REQUIREMENT: What is the number of lines in the data below that contain "expression"? Answer with that number and no other words.

DATA LISTING:

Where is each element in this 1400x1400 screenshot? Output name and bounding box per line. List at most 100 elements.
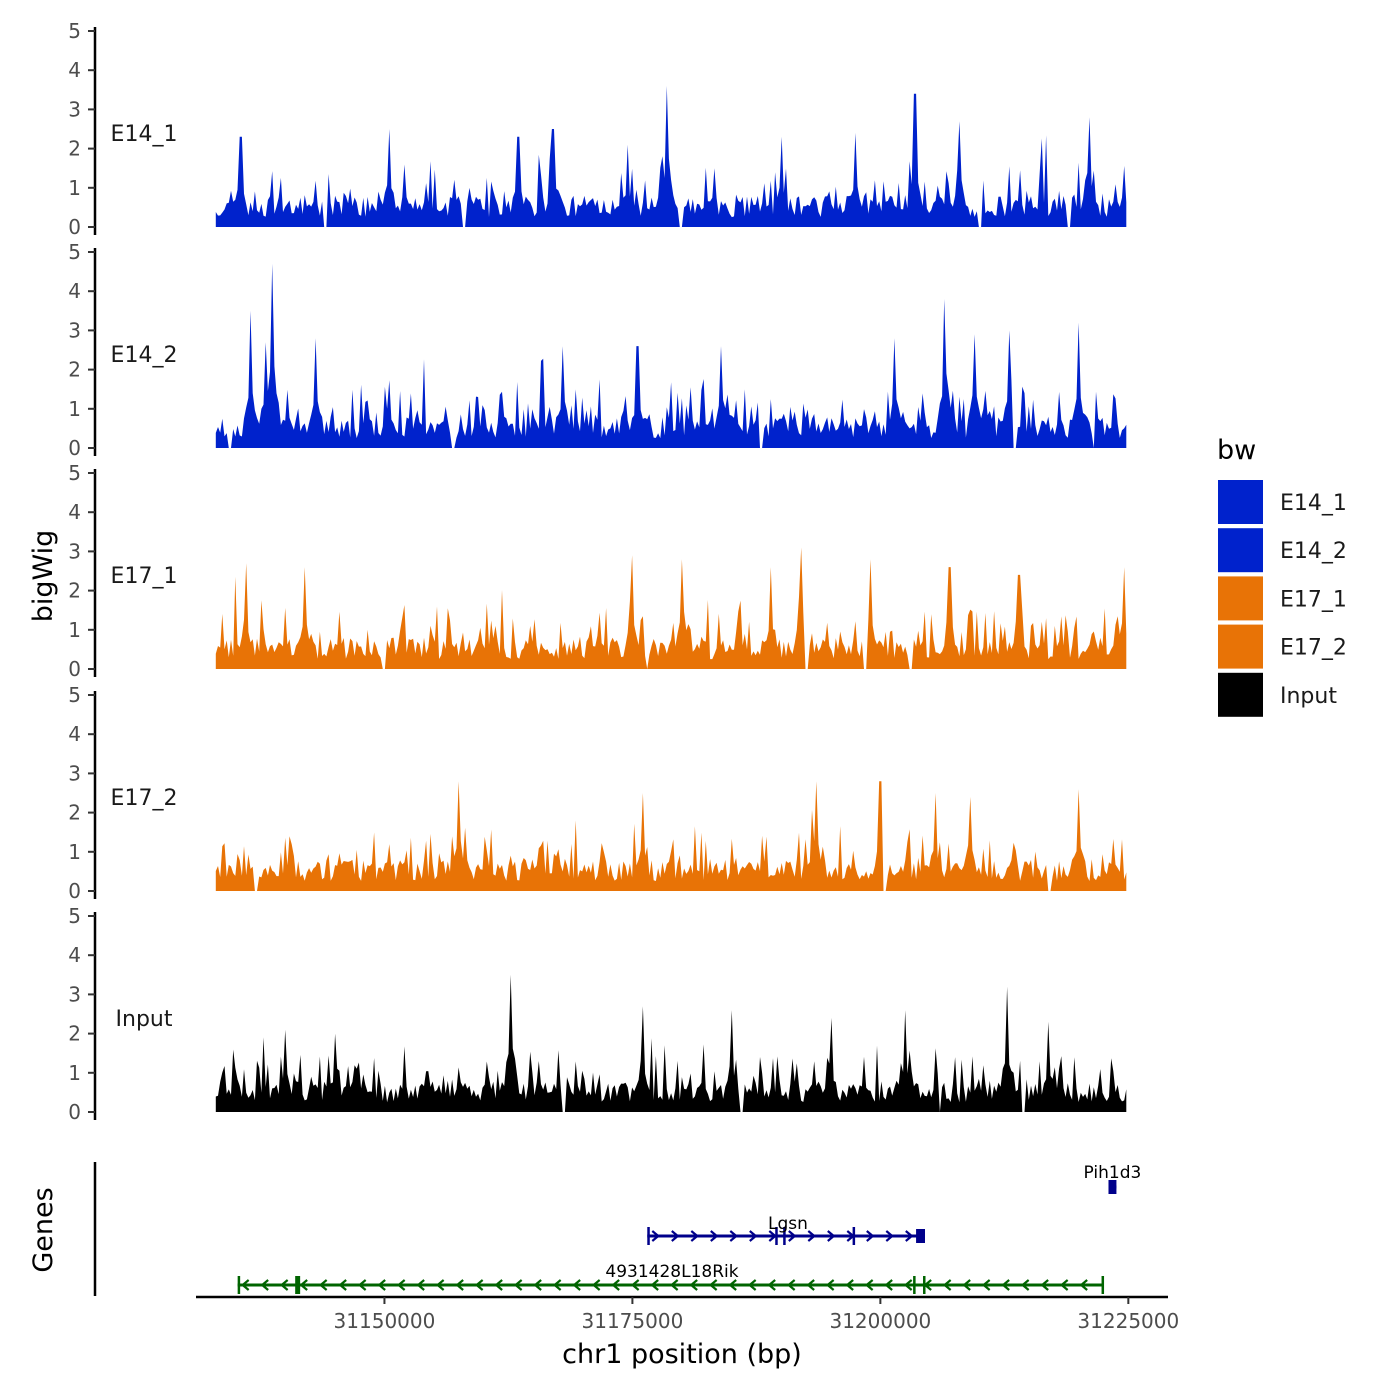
coverage-area <box>215 85 1127 228</box>
strand-arrow-mark <box>729 1230 739 1242</box>
strand-arrow-mark <box>827 1230 836 1242</box>
legend-swatch <box>1218 624 1263 669</box>
strand-arrow-mark <box>903 1279 913 1291</box>
strand-arrow-mark <box>669 1279 679 1291</box>
strand-arrow-mark <box>260 1279 269 1291</box>
coverage-area <box>215 263 1127 448</box>
y-tick-label: 2 <box>68 801 81 825</box>
coverage-area <box>215 781 1127 891</box>
strand-arrow-mark <box>671 1230 680 1242</box>
strand-arrow-mark <box>905 1230 914 1242</box>
strand-arrow-mark <box>650 1279 659 1291</box>
y-tick-label: 1 <box>68 176 81 200</box>
legend-label: E17_1 <box>1280 587 1347 612</box>
track-label: E14_1 <box>111 122 178 147</box>
strand-arrow-mark <box>962 1279 971 1291</box>
y-tick-label: 3 <box>68 539 81 563</box>
y-tick-label: 0 <box>68 436 81 460</box>
strand-arrow-mark <box>1059 1279 1069 1291</box>
strand-arrow-mark <box>611 1279 620 1291</box>
exon-block <box>775 1227 778 1245</box>
strand-arrow-mark <box>377 1279 386 1291</box>
exon-block <box>1108 1180 1117 1194</box>
y-tick-label: 5 <box>68 240 81 264</box>
strand-arrow-mark <box>747 1279 757 1291</box>
gene-pih1d3: Pih1d3 <box>1084 1163 1142 1194</box>
y-tick-label: 1 <box>68 618 81 642</box>
exon-block <box>237 1276 241 1294</box>
coverage-area <box>215 547 1127 669</box>
strand-arrow-mark <box>494 1279 503 1291</box>
strand-arrow-mark <box>710 1230 719 1242</box>
track-label: E17_1 <box>111 564 178 589</box>
strand-arrow-mark <box>864 1279 874 1291</box>
track-label: Input <box>116 1007 173 1032</box>
strand-arrow-mark <box>1020 1279 1030 1291</box>
gene-4931428l18rik: 4931428L18Rik <box>237 1262 1105 1294</box>
strand-arrow-mark <box>884 1279 893 1291</box>
strand-arrow-mark <box>357 1279 367 1291</box>
y-tick-label: 3 <box>68 318 81 342</box>
exon-block <box>783 1227 786 1245</box>
exon-block <box>852 1227 856 1245</box>
y-tick-label: 4 <box>68 279 81 303</box>
y-tick-label: 4 <box>68 722 81 746</box>
strand-arrow-mark <box>416 1279 425 1291</box>
track-e17-2: 0 1 2 3 4 5 E17_2 <box>68 683 1127 903</box>
strand-arrow-mark <box>630 1279 640 1291</box>
strand-arrow-mark <box>651 1230 661 1242</box>
exon-block <box>913 1276 916 1294</box>
strand-arrow-mark <box>435 1279 445 1291</box>
strand-arrow-mark <box>749 1230 758 1242</box>
strand-arrow-mark <box>279 1279 289 1291</box>
y-tick-label: 4 <box>68 58 81 82</box>
x-tick-label: 31150000 <box>334 1309 436 1333</box>
strand-arrow-mark <box>689 1279 698 1291</box>
legend-swatch <box>1218 576 1263 621</box>
legend-swatch <box>1218 672 1263 717</box>
gene-label: Pih1d3 <box>1084 1163 1142 1183</box>
exon-block <box>1101 1276 1105 1294</box>
strand-arrow-mark <box>788 1230 797 1242</box>
y-tick-label: 0 <box>68 1100 81 1124</box>
track-e14-2: 0 1 2 3 4 5 E14_2 <box>68 240 1127 460</box>
x-tick-label: 31200000 <box>829 1309 931 1333</box>
y-tick-label: 0 <box>68 879 81 903</box>
strand-arrow-mark <box>591 1279 601 1291</box>
x-tick-label: 31175000 <box>582 1309 684 1333</box>
strand-arrow-mark <box>807 1230 817 1242</box>
legend-label: E14_1 <box>1280 491 1347 516</box>
strand-arrow-mark <box>474 1279 484 1291</box>
track-e17-1: 0 1 2 3 4 5 E17_1 <box>68 461 1127 681</box>
strand-arrow-mark <box>728 1279 737 1291</box>
y-tick-label: 2 <box>68 579 81 603</box>
legend-swatch <box>1218 528 1263 573</box>
strand-arrow-mark <box>1001 1279 1010 1291</box>
y-tick-label: 3 <box>68 97 81 121</box>
track-label: E17_2 <box>111 786 178 811</box>
strand-arrow-mark <box>885 1230 895 1242</box>
y-tick-label: 1 <box>68 397 81 421</box>
x-axis: 31150000 31175000 31200000 31225000 <box>196 1295 1179 1333</box>
exon-block <box>295 1276 301 1294</box>
track-label: E14_2 <box>111 343 178 368</box>
legend-label: E14_2 <box>1280 539 1347 564</box>
exon-block <box>916 1229 925 1243</box>
genes-axis-title: Genes <box>28 1187 59 1272</box>
gene-track: Pih1d3 Lgsn 4931428L18Rik <box>93 1162 1142 1296</box>
y-tick-label: 5 <box>68 461 81 485</box>
y-axis-title: bigWig <box>28 530 59 623</box>
gene-lgsn: Lgsn <box>647 1214 925 1245</box>
gene-label: Lgsn <box>768 1214 808 1234</box>
strand-arrow-mark <box>455 1279 464 1291</box>
strand-arrow-mark <box>552 1279 562 1291</box>
coverage-area <box>215 974 1127 1112</box>
y-tick-label: 3 <box>68 761 81 785</box>
y-tick-label: 1 <box>68 840 81 864</box>
strand-arrow-mark <box>845 1279 854 1291</box>
strand-arrow-mark <box>708 1279 718 1291</box>
strand-arrow-mark <box>240 1279 250 1291</box>
strand-arrow-mark <box>690 1230 700 1242</box>
strand-arrow-mark <box>533 1279 542 1291</box>
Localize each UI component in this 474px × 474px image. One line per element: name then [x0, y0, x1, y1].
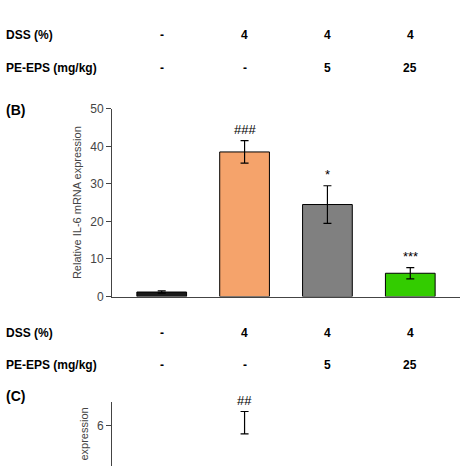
svg-text:-: - [243, 358, 247, 372]
svg-text:-: - [160, 61, 164, 75]
svg-text:20: 20 [90, 215, 104, 229]
svg-text:DSS (%): DSS (%) [6, 326, 53, 340]
svg-text:-: - [243, 61, 247, 75]
svg-text:4: 4 [324, 28, 331, 42]
svg-text:4: 4 [241, 28, 248, 42]
svg-text:###: ### [234, 122, 256, 137]
svg-text:PE-EPS (mg/kg): PE-EPS (mg/kg) [6, 61, 97, 75]
svg-text:4: 4 [324, 326, 331, 340]
svg-text:5: 5 [324, 358, 331, 372]
svg-text:DSS (%): DSS (%) [6, 28, 53, 42]
svg-text:##: ## [237, 393, 252, 408]
svg-text:(C): (C) [6, 388, 25, 404]
svg-text:Relative IL-6 mRNA expression: Relative IL-6 mRNA expression [71, 126, 83, 279]
svg-text:expression: expression [78, 407, 90, 460]
svg-text:6: 6 [97, 419, 104, 433]
svg-text:0: 0 [97, 290, 104, 304]
svg-text:-: - [160, 326, 164, 340]
svg-text:4: 4 [241, 326, 248, 340]
svg-text:PE-EPS (mg/kg): PE-EPS (mg/kg) [6, 358, 97, 372]
svg-text:*: * [325, 167, 330, 182]
svg-text:25: 25 [403, 358, 417, 372]
svg-text:50: 50 [90, 102, 104, 116]
svg-text:4: 4 [407, 326, 414, 340]
svg-text:-: - [160, 358, 164, 372]
svg-text:-: - [160, 28, 164, 42]
svg-text:(B): (B) [6, 102, 25, 118]
svg-text:***: *** [403, 249, 418, 264]
svg-text:25: 25 [403, 61, 417, 75]
svg-text:40: 40 [90, 140, 104, 154]
svg-text:30: 30 [90, 177, 104, 191]
svg-text:4: 4 [407, 28, 414, 42]
svg-text:5: 5 [324, 61, 331, 75]
svg-text:10: 10 [90, 252, 104, 266]
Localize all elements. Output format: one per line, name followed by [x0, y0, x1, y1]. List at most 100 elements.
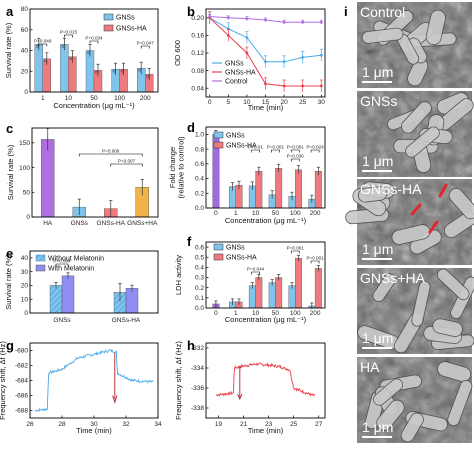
data-point [282, 84, 286, 88]
data-point [245, 36, 249, 39]
panel-label-e: e [6, 246, 13, 261]
y-tick-label: -334 [191, 365, 204, 372]
p-value-label: P=0.001 [287, 145, 305, 150]
x-tick-label: GNSs [71, 220, 89, 227]
x-tick-label: 100 [290, 210, 301, 217]
legend-label: GNSs [226, 133, 245, 140]
x-tick-label: 0 [214, 210, 218, 217]
bar [248, 285, 256, 309]
significance-bracket [89, 40, 99, 44]
y-tick-label: 0.4 [195, 265, 204, 272]
x-tick-label: 50 [272, 310, 280, 317]
plot-frame-d [205, 126, 326, 209]
trace-line [215, 362, 316, 397]
data-point [87, 51, 90, 54]
legend-swatch [103, 13, 114, 21]
legend-label: GNSs [226, 245, 245, 252]
y-axis-label: Survival rate (%) [4, 22, 13, 78]
bar [295, 169, 302, 209]
x-tick-label: 200 [140, 95, 151, 102]
legend-label: GNSs [116, 15, 135, 22]
legend-f: GNSs GNSs-HA [213, 243, 257, 262]
x-tick-label: 1 [234, 310, 238, 317]
p-value-label: P=0.047 [137, 41, 155, 46]
data-point [282, 20, 286, 24]
y-axis-label: Frequency shift, Δf (Hz) [174, 341, 183, 420]
sem-condition-label: GNSs-HA [360, 181, 422, 197]
y-tick-label: -332 [191, 345, 204, 352]
y-tick-label: 40 [21, 255, 29, 262]
sem-image-3: GNSs-HA 1 μm [345, 179, 474, 265]
y-tick-label: 0.3 [195, 275, 204, 282]
significance-bracket [290, 250, 300, 254]
bar [255, 277, 263, 309]
x-tick-label: 19 [215, 421, 223, 428]
x-tick-label: GNSs [53, 317, 71, 324]
x-tick-label: 20 [280, 99, 288, 106]
bacterium [372, 273, 396, 302]
y-tick-label: -336 [191, 385, 204, 392]
bacterium [376, 399, 405, 431]
p-value-label: P=0.036 [287, 154, 305, 159]
panel-label-b: b [187, 4, 195, 19]
y-axis-label: Survival rate (%) [4, 254, 13, 310]
x-tick-label: GNSs-HA [112, 317, 141, 324]
data-point [112, 69, 116, 73]
y-tick-label: 100 [19, 165, 30, 172]
bacterium [447, 379, 473, 427]
bacteria-cells [345, 181, 474, 255]
y-tick-label: -338 [191, 405, 204, 412]
bacterium [437, 361, 472, 383]
legend-label: GNSs-HA [225, 70, 256, 77]
legend-d: GNSs GNSs-HA [213, 131, 257, 150]
significance-bracket [140, 45, 150, 49]
x-tick-label: 30 [90, 421, 98, 428]
panel-label-c: c [6, 121, 13, 136]
data-point [35, 44, 39, 48]
bar [255, 170, 263, 209]
x-tick-label: 10 [243, 99, 251, 106]
bar [49, 285, 63, 314]
red-marker [410, 203, 422, 216]
p-value-label: P=0.001 [306, 256, 324, 261]
data-point [264, 82, 267, 86]
bar [60, 44, 69, 93]
plot-frame-c [31, 127, 159, 218]
bacterium [405, 126, 440, 158]
bar [314, 268, 322, 309]
x-tick-label: 21 [240, 421, 248, 428]
arrow-head [237, 393, 243, 401]
x-tick-label: 25 [299, 99, 307, 106]
y-tick-label: 50 [23, 189, 31, 196]
y-tick-label: 80 [21, 6, 29, 13]
bacteria-cells [387, 92, 474, 174]
legend-swatch [35, 264, 46, 272]
bar [275, 168, 283, 209]
x-axis-label: Time (min) [248, 103, 284, 112]
y-tick-label: 0.6 [195, 244, 204, 251]
bacterium [361, 27, 404, 44]
panel-e: 0 10 20 30 40 Survival rate (%) GNSs GNSs-HA P=0… [4, 254, 141, 324]
y-tick-label: 0.08 [191, 68, 204, 75]
sem-image-4: GNSs+HA 1 μm [357, 268, 474, 354]
panel-label-g: g [6, 338, 14, 353]
sem-layer: Control 1 μm GNSs 1 μm GNSs-HA 1 μm GNSs+HA 1 μ… [345, 2, 474, 443]
y-tick-label: 0.16 [191, 33, 204, 40]
p-value-label: P=0.001 [267, 145, 285, 150]
data-point [226, 34, 230, 37]
p-value-label: P=0.006 [102, 149, 120, 154]
legend-swatch [213, 243, 224, 251]
y-axis-label: LDH activity [174, 255, 183, 295]
legend-label: GNSs [225, 61, 244, 68]
bar [125, 288, 139, 314]
x-axis-label: Concentration (μg mL⁻¹) [53, 101, 135, 110]
significance-bracket [55, 263, 69, 267]
bar [288, 285, 296, 309]
significance-bracket [251, 149, 260, 153]
panel-label-h: h [187, 338, 195, 353]
y-tick-label: 0.1 [195, 295, 204, 302]
y-tick-label: -688 [15, 408, 28, 415]
significance-bracket [310, 149, 320, 153]
data-point [43, 59, 47, 63]
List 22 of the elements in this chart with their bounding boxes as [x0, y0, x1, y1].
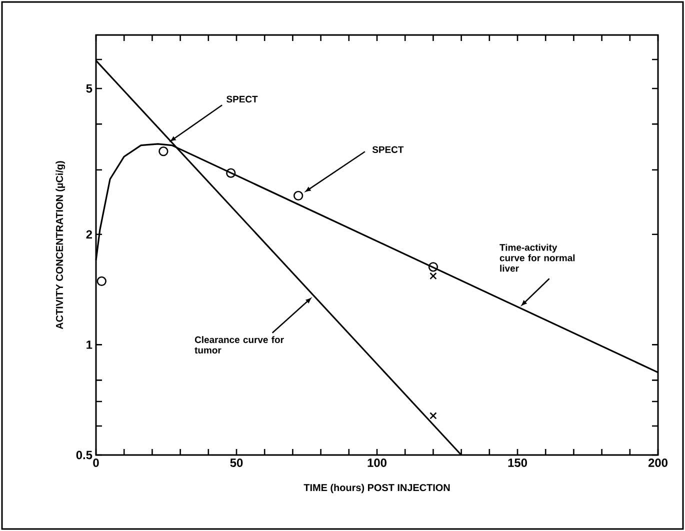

WRITTEN SOLUTION: 2